[Records excerpted from a collection]
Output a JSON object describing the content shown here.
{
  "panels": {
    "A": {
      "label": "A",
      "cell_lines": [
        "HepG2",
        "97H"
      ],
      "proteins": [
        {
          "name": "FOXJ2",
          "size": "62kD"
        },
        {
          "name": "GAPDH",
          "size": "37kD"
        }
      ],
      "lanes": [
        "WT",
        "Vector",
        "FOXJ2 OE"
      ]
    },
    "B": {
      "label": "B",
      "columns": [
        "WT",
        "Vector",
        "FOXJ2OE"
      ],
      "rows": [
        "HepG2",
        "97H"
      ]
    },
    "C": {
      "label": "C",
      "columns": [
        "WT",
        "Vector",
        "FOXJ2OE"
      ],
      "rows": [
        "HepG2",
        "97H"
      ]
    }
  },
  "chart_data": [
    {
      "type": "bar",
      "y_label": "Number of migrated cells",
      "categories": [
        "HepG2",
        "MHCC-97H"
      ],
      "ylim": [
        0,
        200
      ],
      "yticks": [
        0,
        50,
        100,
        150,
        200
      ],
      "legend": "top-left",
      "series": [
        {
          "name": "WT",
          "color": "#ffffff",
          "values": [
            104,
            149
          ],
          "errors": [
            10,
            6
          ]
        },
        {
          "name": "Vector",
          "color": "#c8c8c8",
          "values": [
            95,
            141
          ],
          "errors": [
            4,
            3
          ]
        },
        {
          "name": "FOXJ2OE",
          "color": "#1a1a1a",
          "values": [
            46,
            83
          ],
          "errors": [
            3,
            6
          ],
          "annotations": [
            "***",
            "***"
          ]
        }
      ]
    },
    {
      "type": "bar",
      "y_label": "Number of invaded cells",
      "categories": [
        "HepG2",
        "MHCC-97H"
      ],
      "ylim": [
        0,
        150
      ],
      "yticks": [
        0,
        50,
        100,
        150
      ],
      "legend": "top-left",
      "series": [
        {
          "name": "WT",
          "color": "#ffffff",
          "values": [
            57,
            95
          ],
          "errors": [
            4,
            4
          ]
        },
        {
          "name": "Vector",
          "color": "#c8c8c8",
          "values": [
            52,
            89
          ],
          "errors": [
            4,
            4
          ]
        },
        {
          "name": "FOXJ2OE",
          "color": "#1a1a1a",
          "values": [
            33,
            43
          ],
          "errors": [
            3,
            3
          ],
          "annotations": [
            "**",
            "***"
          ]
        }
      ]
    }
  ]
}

[Your task] For every entry in the records above, write an exact copy.

[Reply to the exercise]
Output a JSON object describing the content shown here.
{
  "panels": {
    "A": {
      "label": "A",
      "cell_lines": [
        "HepG2",
        "97H"
      ],
      "proteins": [
        {
          "name": "FOXJ2",
          "size": "62kD"
        },
        {
          "name": "GAPDH",
          "size": "37kD"
        }
      ],
      "lanes": [
        "WT",
        "Vector",
        "FOXJ2 OE"
      ]
    },
    "B": {
      "label": "B",
      "columns": [
        "WT",
        "Vector",
        "FOXJ2OE"
      ],
      "rows": [
        "HepG2",
        "97H"
      ]
    },
    "C": {
      "label": "C",
      "columns": [
        "WT",
        "Vector",
        "FOXJ2OE"
      ],
      "rows": [
        "HepG2",
        "97H"
      ]
    }
  },
  "chart_data": [
    {
      "type": "bar",
      "y_label": "Number of migrated cells",
      "categories": [
        "HepG2",
        "MHCC-97H"
      ],
      "ylim": [
        0,
        200
      ],
      "yticks": [
        0,
        50,
        100,
        150,
        200
      ],
      "legend": "top-left",
      "series": [
        {
          "name": "WT",
          "color": "#ffffff",
          "values": [
            104,
            149
          ],
          "errors": [
            10,
            6
          ]
        },
        {
          "name": "Vector",
          "color": "#c8c8c8",
          "values": [
            95,
            141
          ],
          "errors": [
            4,
            3
          ]
        },
        {
          "name": "FOXJ2OE",
          "color": "#1a1a1a",
          "values": [
            46,
            83
          ],
          "errors": [
            3,
            6
          ],
          "annotations": [
            "***",
            "***"
          ]
        }
      ]
    },
    {
      "type": "bar",
      "y_label": "Number of invaded cells",
      "categories": [
        "HepG2",
        "MHCC-97H"
      ],
      "ylim": [
        0,
        150
      ],
      "yticks": [
        0,
        50,
        100,
        150
      ],
      "legend": "top-left",
      "series": [
        {
          "name": "WT",
          "color": "#ffffff",
          "values": [
            57,
            95
          ],
          "errors": [
            4,
            4
          ]
        },
        {
          "name": "Vector",
          "color": "#c8c8c8",
          "values": [
            52,
            89
          ],
          "errors": [
            4,
            4
          ]
        },
        {
          "name": "FOXJ2OE",
          "color": "#1a1a1a",
          "values": [
            33,
            43
          ],
          "errors": [
            3,
            3
          ],
          "annotations": [
            "**",
            "***"
          ]
        }
      ]
    }
  ]
}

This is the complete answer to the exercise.